◆ Stated problem
Images are not part of the copy; write out the rest of the data exactly as given.

◆ Raw records
>>>>>

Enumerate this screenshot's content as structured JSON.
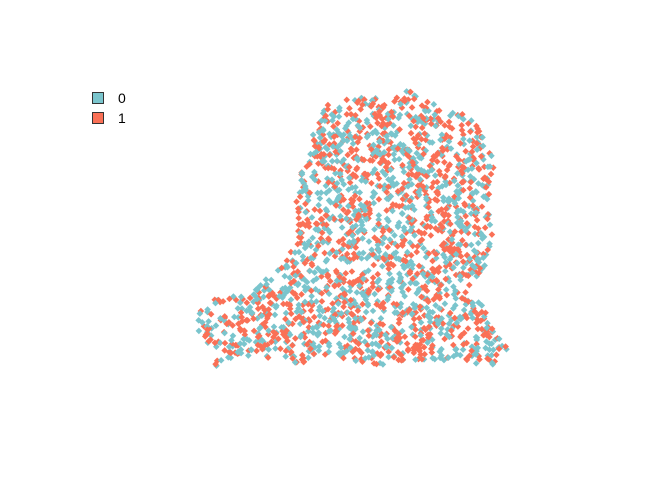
{
  "chart_data": {
    "type": "scatter",
    "title": "",
    "xlabel": "",
    "ylabel": "",
    "legend_position": "top-left",
    "grid": false,
    "marker_shape": "diamond",
    "series": [
      {
        "name": "0",
        "color": "#7AC5CD"
      },
      {
        "name": "1",
        "color": "#FA7056"
      }
    ]
  },
  "legend": {
    "items": [
      {
        "label": "0",
        "color": "#7AC5CD"
      },
      {
        "label": "1",
        "color": "#FA7056"
      }
    ]
  }
}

<<<<<

◆ Finished answer
Enumerate this screenshot's content as structured JSON.
{
  "chart_data": {
    "type": "scatter",
    "title": "",
    "xlabel": "",
    "ylabel": "",
    "legend_position": "top-left",
    "grid": false,
    "marker_shape": "diamond",
    "series": [
      {
        "name": "0",
        "color": "#7AC5CD"
      },
      {
        "name": "1",
        "color": "#FA7056"
      }
    ]
  },
  "legend": {
    "items": [
      {
        "label": "0",
        "color": "#7AC5CD"
      },
      {
        "label": "1",
        "color": "#FA7056"
      }
    ]
  }
}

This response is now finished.